- _GIVEN PROBLEM_: In the listing below, locate the lines bearing the word "JSON". Copy every one of them.
═════ TASK MATERIAL ═════
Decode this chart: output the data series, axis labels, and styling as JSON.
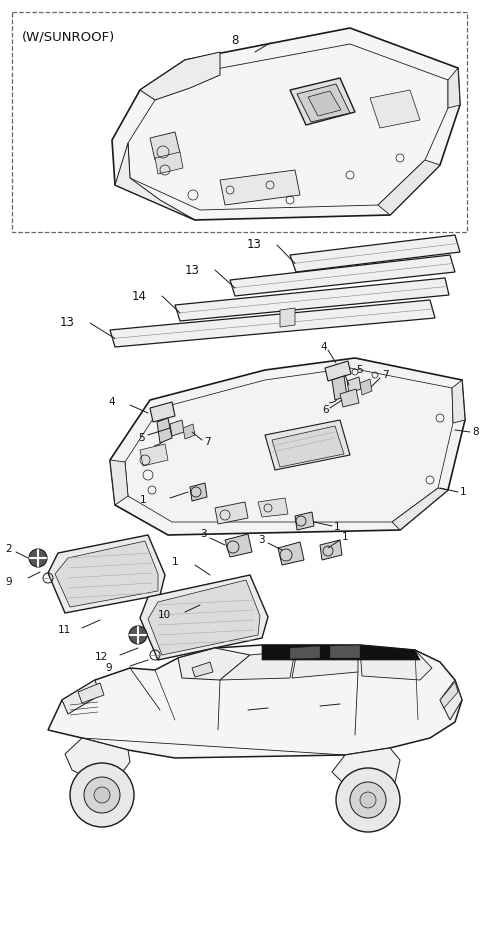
{
  "bg_color": "#ffffff",
  "line_color": "#1a1a1a",
  "dashed_box_label": "(W/SUNROOF)",
  "fig_width": 4.8,
  "fig_height": 9.25,
  "dpi": 100,
  "label_fontsize": 8.5,
  "label_fontsize_sm": 7.5
}
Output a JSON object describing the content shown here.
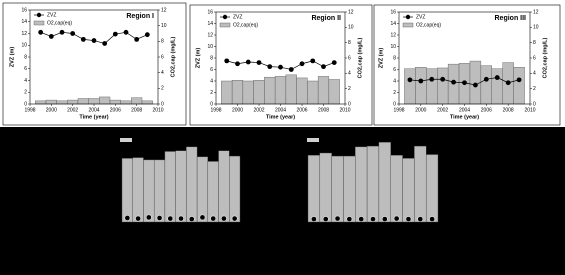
{
  "chart_data": [
    {
      "type": "bar_line",
      "title": "Region I",
      "x_label": "Time (year)",
      "y_label": "ZVZ (m)",
      "y2_label": "CO2,cap (mg/L)",
      "x": [
        1999,
        2000,
        2001,
        2002,
        2003,
        2004,
        2005,
        2006,
        2007,
        2008,
        2009
      ],
      "xlim": [
        1998,
        2010
      ],
      "xticks": [
        1998,
        2000,
        2002,
        2004,
        2006,
        2008,
        2010
      ],
      "ylim": [
        0,
        16
      ],
      "yticks": [
        0,
        2,
        4,
        6,
        8,
        10,
        12,
        14,
        16
      ],
      "y2lim": [
        0,
        12
      ],
      "y2ticks": [
        0,
        2,
        4,
        6,
        8,
        10,
        12
      ],
      "legend": "upper left",
      "series": [
        {
          "name": "ZVZ",
          "color": "#000000",
          "values": [
            12.2,
            11.5,
            12.2,
            12.0,
            11.0,
            10.8,
            10.3,
            11.9,
            12.2,
            11.0,
            11.8
          ]
        },
        {
          "name": "O2,cap(eq)",
          "color": "#bdbdbd",
          "axis": "y2",
          "values": [
            0.4,
            0.5,
            0.4,
            0.5,
            0.7,
            0.7,
            0.9,
            0.5,
            0.4,
            0.8,
            0.4
          ]
        }
      ]
    },
    {
      "type": "bar_line",
      "title": "Region II",
      "x_label": "Time (year)",
      "y_label": "ZVZ (m)",
      "y2_label": "CO2,cap (mg/L)",
      "x": [
        1999,
        2000,
        2001,
        2002,
        2003,
        2004,
        2005,
        2006,
        2007,
        2008,
        2009
      ],
      "xlim": [
        1998,
        2010
      ],
      "xticks": [
        1998,
        2000,
        2002,
        2004,
        2006,
        2008,
        2010
      ],
      "ylim": [
        0,
        16
      ],
      "yticks": [
        0,
        2,
        4,
        6,
        8,
        10,
        12,
        14,
        16
      ],
      "y2lim": [
        0,
        12
      ],
      "y2ticks": [
        0,
        2,
        4,
        6,
        8,
        10,
        12
      ],
      "legend": "upper left",
      "series": [
        {
          "name": "ZVZ",
          "color": "#000000",
          "values": [
            7.5,
            7.0,
            7.3,
            7.2,
            6.5,
            6.4,
            6.0,
            7.0,
            7.5,
            6.5,
            7.2
          ]
        },
        {
          "name": "O2,cap(eq)",
          "color": "#bdbdbd",
          "axis": "y2",
          "values": [
            3.0,
            3.1,
            3.0,
            3.1,
            3.5,
            3.6,
            3.8,
            3.4,
            3.0,
            3.6,
            3.2
          ]
        }
      ]
    },
    {
      "type": "bar_line",
      "title": "Region III",
      "x_label": "Time (year)",
      "y_label": "ZVZ (m)",
      "y2_label": "CO2,cap (mg/L)",
      "x": [
        1999,
        2000,
        2001,
        2002,
        2003,
        2004,
        2005,
        2006,
        2007,
        2008,
        2009
      ],
      "xlim": [
        1998,
        2010
      ],
      "xticks": [
        1998,
        2000,
        2002,
        2004,
        2006,
        2008,
        2010
      ],
      "ylim": [
        0,
        16
      ],
      "yticks": [
        0,
        2,
        4,
        6,
        8,
        10,
        12,
        14,
        16
      ],
      "y2lim": [
        0,
        12
      ],
      "y2ticks": [
        0,
        2,
        4,
        6,
        8,
        10,
        12
      ],
      "legend": "upper left",
      "series": [
        {
          "name": "ZVZ",
          "color": "#000000",
          "values": [
            4.2,
            4.0,
            4.3,
            4.3,
            3.8,
            3.7,
            3.3,
            4.3,
            4.6,
            3.7,
            4.2
          ]
        },
        {
          "name": "O2,cap(eq)",
          "color": "#bdbdbd",
          "axis": "y2",
          "values": [
            4.6,
            4.8,
            4.6,
            4.7,
            5.2,
            5.3,
            5.6,
            5.0,
            4.6,
            5.4,
            4.8
          ]
        }
      ]
    },
    {
      "type": "bar_line",
      "x": [
        1999,
        2000,
        2001,
        2002,
        2003,
        2004,
        2005,
        2006,
        2007,
        2008,
        2009
      ],
      "xlim": [
        1998.5,
        2009.5
      ],
      "ylim": [
        0,
        16
      ],
      "y2lim": [
        0,
        12
      ],
      "series": [
        {
          "color": "#000000",
          "values": [
            0.7,
            0.6,
            0.8,
            0.7,
            0.6,
            0.6,
            0.5,
            0.8,
            0.6,
            0.6,
            0.6
          ]
        },
        {
          "color": "#bdbdbd",
          "axis": "y2",
          "values": [
            8.3,
            8.4,
            8.1,
            8.1,
            9.2,
            9.3,
            9.8,
            8.5,
            7.9,
            9.3,
            8.6
          ]
        }
      ]
    },
    {
      "type": "bar_line",
      "x": [
        1999,
        2000,
        2001,
        2002,
        2003,
        2004,
        2005,
        2006,
        2007,
        2008,
        2009
      ],
      "xlim": [
        1998.5,
        2009.5
      ],
      "ylim": [
        0,
        16
      ],
      "y2lim": [
        0,
        12
      ],
      "series": [
        {
          "color": "#000000",
          "values": [
            0.5,
            0.5,
            0.6,
            0.5,
            0.5,
            0.5,
            0.5,
            0.6,
            0.5,
            0.5,
            0.5
          ]
        },
        {
          "color": "#bdbdbd",
          "axis": "y2",
          "values": [
            8.7,
            9.0,
            8.6,
            8.6,
            9.8,
            9.9,
            10.4,
            8.7,
            8.3,
            9.9,
            8.8
          ]
        }
      ]
    }
  ]
}
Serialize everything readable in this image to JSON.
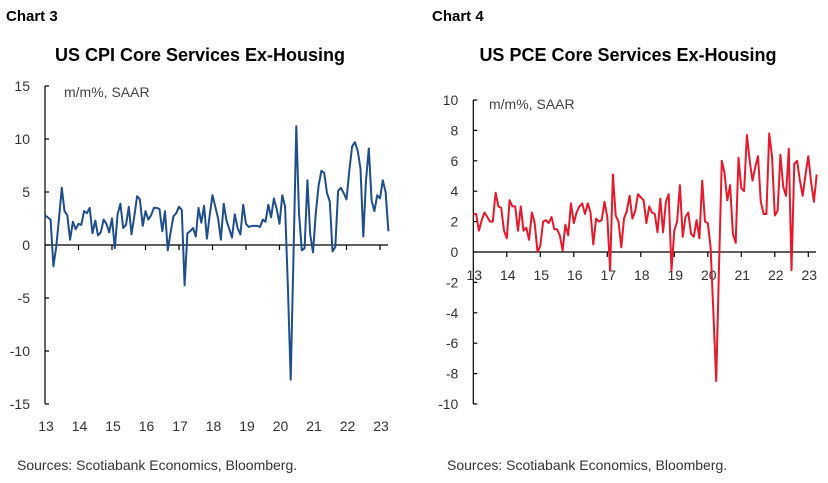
{
  "chart_data": [
    {
      "type": "line",
      "label": "Chart 3",
      "title": "US CPI Core Services Ex-Housing",
      "unit_label": "m/m%, SAAR",
      "source": "Sources: Scotiabank Economics, Bloomberg.",
      "ylim": [
        -15,
        15
      ],
      "y_ticks": [
        15,
        10,
        5,
        0,
        -5,
        -10,
        -15
      ],
      "x_tick_labels": [
        "13",
        "14",
        "15",
        "16",
        "17",
        "18",
        "19",
        "20",
        "21",
        "22",
        "23"
      ],
      "grid": false,
      "color": "#1f4e8c",
      "series": [
        {
          "points": [
            [
              "2013-01",
              2.8
            ],
            [
              "2013-02",
              2.6
            ],
            [
              "2013-03",
              2.4
            ],
            [
              "2013-04",
              -2.0
            ],
            [
              "2013-05",
              -0.2
            ],
            [
              "2013-06",
              2.5
            ],
            [
              "2013-07",
              5.4
            ],
            [
              "2013-08",
              3.2
            ],
            [
              "2013-09",
              2.8
            ],
            [
              "2013-10",
              0.5
            ],
            [
              "2013-11",
              2.2
            ],
            [
              "2013-12",
              1.5
            ],
            [
              "2014-01",
              2.0
            ],
            [
              "2014-02",
              1.9
            ],
            [
              "2014-03",
              3.2
            ],
            [
              "2014-04",
              3.0
            ],
            [
              "2014-05",
              3.5
            ],
            [
              "2014-06",
              1.1
            ],
            [
              "2014-07",
              2.3
            ],
            [
              "2014-08",
              0.9
            ],
            [
              "2014-09",
              1.2
            ],
            [
              "2014-10",
              2.4
            ],
            [
              "2014-11",
              2.0
            ],
            [
              "2014-12",
              1.2
            ],
            [
              "2015-01",
              2.5
            ],
            [
              "2015-02",
              -0.3
            ],
            [
              "2015-03",
              2.9
            ],
            [
              "2015-04",
              3.9
            ],
            [
              "2015-05",
              1.6
            ],
            [
              "2015-06",
              1.9
            ],
            [
              "2015-07",
              3.6
            ],
            [
              "2015-08",
              1.0
            ],
            [
              "2015-09",
              2.7
            ],
            [
              "2015-10",
              4.6
            ],
            [
              "2015-11",
              4.3
            ],
            [
              "2015-12",
              1.8
            ],
            [
              "2016-01",
              3.2
            ],
            [
              "2016-02",
              2.4
            ],
            [
              "2016-03",
              2.8
            ],
            [
              "2016-04",
              3.5
            ],
            [
              "2016-05",
              3.5
            ],
            [
              "2016-06",
              3.4
            ],
            [
              "2016-07",
              1.3
            ],
            [
              "2016-08",
              3.2
            ],
            [
              "2016-09",
              -0.5
            ],
            [
              "2016-10",
              1.2
            ],
            [
              "2016-11",
              2.7
            ],
            [
              "2016-12",
              3.0
            ],
            [
              "2017-01",
              3.6
            ],
            [
              "2017-02",
              3.3
            ],
            [
              "2017-03",
              -3.8
            ],
            [
              "2017-04",
              1.1
            ],
            [
              "2017-05",
              1.3
            ],
            [
              "2017-06",
              1.6
            ],
            [
              "2017-07",
              0.8
            ],
            [
              "2017-08",
              3.5
            ],
            [
              "2017-09",
              2.1
            ],
            [
              "2017-10",
              3.7
            ],
            [
              "2017-11",
              0.6
            ],
            [
              "2017-12",
              2.8
            ],
            [
              "2018-01",
              4.7
            ],
            [
              "2018-02",
              3.6
            ],
            [
              "2018-03",
              2.5
            ],
            [
              "2018-04",
              0.5
            ],
            [
              "2018-05",
              3.9
            ],
            [
              "2018-06",
              2.3
            ],
            [
              "2018-07",
              1.5
            ],
            [
              "2018-08",
              0.7
            ],
            [
              "2018-09",
              2.9
            ],
            [
              "2018-10",
              1.6
            ],
            [
              "2018-11",
              1.0
            ],
            [
              "2018-12",
              3.8
            ],
            [
              "2019-01",
              2.0
            ],
            [
              "2019-02",
              1.7
            ],
            [
              "2019-03",
              1.8
            ],
            [
              "2019-04",
              1.8
            ],
            [
              "2019-05",
              1.8
            ],
            [
              "2019-06",
              1.7
            ],
            [
              "2019-07",
              2.4
            ],
            [
              "2019-08",
              2.2
            ],
            [
              "2019-09",
              3.8
            ],
            [
              "2019-10",
              2.6
            ],
            [
              "2019-11",
              4.4
            ],
            [
              "2019-12",
              3.4
            ],
            [
              "2020-01",
              2.0
            ],
            [
              "2020-02",
              4.7
            ],
            [
              "2020-03",
              3.6
            ],
            [
              "2020-04",
              -4.0
            ],
            [
              "2020-05",
              -12.7
            ],
            [
              "2020-06",
              -1.0
            ],
            [
              "2020-07",
              11.2
            ],
            [
              "2020-08",
              3.0
            ],
            [
              "2020-09",
              -0.5
            ],
            [
              "2020-10",
              -0.3
            ],
            [
              "2020-11",
              6.1
            ],
            [
              "2020-12",
              1.0
            ],
            [
              "2021-01",
              -0.7
            ],
            [
              "2021-02",
              3.0
            ],
            [
              "2021-03",
              5.6
            ],
            [
              "2021-04",
              7.0
            ],
            [
              "2021-05",
              6.8
            ],
            [
              "2021-06",
              4.9
            ],
            [
              "2021-07",
              4.1
            ],
            [
              "2021-08",
              -0.6
            ],
            [
              "2021-09",
              -0.2
            ],
            [
              "2021-10",
              5.1
            ],
            [
              "2021-11",
              5.4
            ],
            [
              "2021-12",
              4.9
            ],
            [
              "2022-01",
              4.3
            ],
            [
              "2022-02",
              7.0
            ],
            [
              "2022-03",
              9.3
            ],
            [
              "2022-04",
              9.7
            ],
            [
              "2022-05",
              8.9
            ],
            [
              "2022-06",
              7.2
            ],
            [
              "2022-07",
              0.8
            ],
            [
              "2022-08",
              6.1
            ],
            [
              "2022-09",
              9.1
            ],
            [
              "2022-10",
              4.2
            ],
            [
              "2022-11",
              3.2
            ],
            [
              "2022-12",
              4.7
            ],
            [
              "2023-01",
              4.4
            ],
            [
              "2023-02",
              6.1
            ],
            [
              "2023-03",
              5.0
            ],
            [
              "2023-04",
              1.3
            ]
          ]
        }
      ]
    },
    {
      "type": "line",
      "label": "Chart 4",
      "title": "US PCE Core Services Ex-Housing",
      "unit_label": "m/m%, SAAR",
      "source": "Sources: Scotiabank Economics, Bloomberg.",
      "ylim": [
        -10,
        10
      ],
      "y_ticks": [
        10,
        8,
        6,
        4,
        2,
        0,
        -2,
        -4,
        -6,
        -8,
        -10
      ],
      "x_tick_labels": [
        "13",
        "14",
        "15",
        "16",
        "17",
        "18",
        "19",
        "20",
        "21",
        "22",
        "23"
      ],
      "grid": false,
      "color": "#e8192c",
      "series": [
        {
          "points": [
            [
              "2013-01",
              2.5
            ],
            [
              "2013-02",
              2.5
            ],
            [
              "2013-03",
              1.4
            ],
            [
              "2013-04",
              2.1
            ],
            [
              "2013-05",
              2.6
            ],
            [
              "2013-06",
              2.3
            ],
            [
              "2013-07",
              2.0
            ],
            [
              "2013-08",
              2.0
            ],
            [
              "2013-09",
              3.9
            ],
            [
              "2013-10",
              3.0
            ],
            [
              "2013-11",
              2.9
            ],
            [
              "2013-12",
              1.4
            ],
            [
              "2014-01",
              0.9
            ],
            [
              "2014-02",
              3.4
            ],
            [
              "2014-03",
              3.0
            ],
            [
              "2014-04",
              3.0
            ],
            [
              "2014-05",
              1.4
            ],
            [
              "2014-06",
              3.0
            ],
            [
              "2014-07",
              1.4
            ],
            [
              "2014-08",
              1.6
            ],
            [
              "2014-09",
              0.8
            ],
            [
              "2014-10",
              2.6
            ],
            [
              "2014-11",
              1.9
            ],
            [
              "2014-12",
              0.0
            ],
            [
              "2015-01",
              0.4
            ],
            [
              "2015-02",
              2.0
            ],
            [
              "2015-03",
              2.1
            ],
            [
              "2015-04",
              1.9
            ],
            [
              "2015-05",
              2.3
            ],
            [
              "2015-06",
              1.5
            ],
            [
              "2015-07",
              1.5
            ],
            [
              "2015-08",
              1.1
            ],
            [
              "2015-09",
              0.1
            ],
            [
              "2015-10",
              1.8
            ],
            [
              "2015-11",
              1.1
            ],
            [
              "2015-12",
              3.2
            ],
            [
              "2016-01",
              1.9
            ],
            [
              "2016-02",
              2.6
            ],
            [
              "2016-03",
              3.0
            ],
            [
              "2016-04",
              3.2
            ],
            [
              "2016-05",
              2.5
            ],
            [
              "2016-06",
              3.2
            ],
            [
              "2016-07",
              2.6
            ],
            [
              "2016-08",
              0.5
            ],
            [
              "2016-09",
              2.2
            ],
            [
              "2016-10",
              2.0
            ],
            [
              "2016-11",
              2.1
            ],
            [
              "2016-12",
              3.3
            ],
            [
              "2017-01",
              2.3
            ],
            [
              "2017-02",
              -1.2
            ],
            [
              "2017-03",
              5.1
            ],
            [
              "2017-04",
              2.4
            ],
            [
              "2017-05",
              2.0
            ],
            [
              "2017-06",
              0.3
            ],
            [
              "2017-07",
              2.2
            ],
            [
              "2017-08",
              2.7
            ],
            [
              "2017-09",
              3.7
            ],
            [
              "2017-10",
              2.2
            ],
            [
              "2017-11",
              2.7
            ],
            [
              "2017-12",
              3.8
            ],
            [
              "2018-01",
              3.6
            ],
            [
              "2018-02",
              3.4
            ],
            [
              "2018-03",
              1.9
            ],
            [
              "2018-04",
              3.0
            ],
            [
              "2018-05",
              2.6
            ],
            [
              "2018-06",
              2.5
            ],
            [
              "2018-07",
              1.3
            ],
            [
              "2018-08",
              3.5
            ],
            [
              "2018-09",
              1.3
            ],
            [
              "2018-10",
              3.3
            ],
            [
              "2018-11",
              3.8
            ],
            [
              "2018-12",
              -1.2
            ],
            [
              "2019-01",
              1.4
            ],
            [
              "2019-02",
              2.0
            ],
            [
              "2019-03",
              4.4
            ],
            [
              "2019-04",
              1.0
            ],
            [
              "2019-05",
              2.3
            ],
            [
              "2019-06",
              2.6
            ],
            [
              "2019-07",
              1.2
            ],
            [
              "2019-08",
              1.0
            ],
            [
              "2019-09",
              2.1
            ],
            [
              "2019-10",
              0.9
            ],
            [
              "2019-11",
              4.7
            ],
            [
              "2019-12",
              2.0
            ],
            [
              "2020-01",
              1.9
            ],
            [
              "2020-02",
              0.3
            ],
            [
              "2020-03",
              -4.0
            ],
            [
              "2020-04",
              -8.5
            ],
            [
              "2020-05",
              -1.0
            ],
            [
              "2020-06",
              6.0
            ],
            [
              "2020-07",
              5.2
            ],
            [
              "2020-08",
              3.4
            ],
            [
              "2020-09",
              4.4
            ],
            [
              "2020-10",
              1.2
            ],
            [
              "2020-11",
              0.6
            ],
            [
              "2020-12",
              6.2
            ],
            [
              "2021-01",
              4.2
            ],
            [
              "2021-02",
              4.0
            ],
            [
              "2021-03",
              7.7
            ],
            [
              "2021-04",
              6.0
            ],
            [
              "2021-05",
              4.7
            ],
            [
              "2021-06",
              5.6
            ],
            [
              "2021-07",
              6.3
            ],
            [
              "2021-08",
              3.3
            ],
            [
              "2021-09",
              2.5
            ],
            [
              "2021-10",
              2.5
            ],
            [
              "2021-11",
              7.8
            ],
            [
              "2021-12",
              6.3
            ],
            [
              "2022-01",
              2.4
            ],
            [
              "2022-02",
              2.7
            ],
            [
              "2022-03",
              6.4
            ],
            [
              "2022-04",
              4.3
            ],
            [
              "2022-05",
              3.7
            ],
            [
              "2022-06",
              6.8
            ],
            [
              "2022-07",
              -1.2
            ],
            [
              "2022-08",
              5.8
            ],
            [
              "2022-09",
              6.0
            ],
            [
              "2022-10",
              4.7
            ],
            [
              "2022-11",
              3.7
            ],
            [
              "2022-12",
              5.1
            ],
            [
              "2023-01",
              6.3
            ],
            [
              "2023-02",
              4.6
            ],
            [
              "2023-03",
              3.3
            ],
            [
              "2023-04",
              5.1
            ]
          ]
        }
      ]
    }
  ]
}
═════
- _WRITTEN RESPONSE_:
Decode this chart: output the data series, axis labels, and styling as JSON.
Output a JSON object describing the content shown here.
Serialize everything readable in this image to JSON.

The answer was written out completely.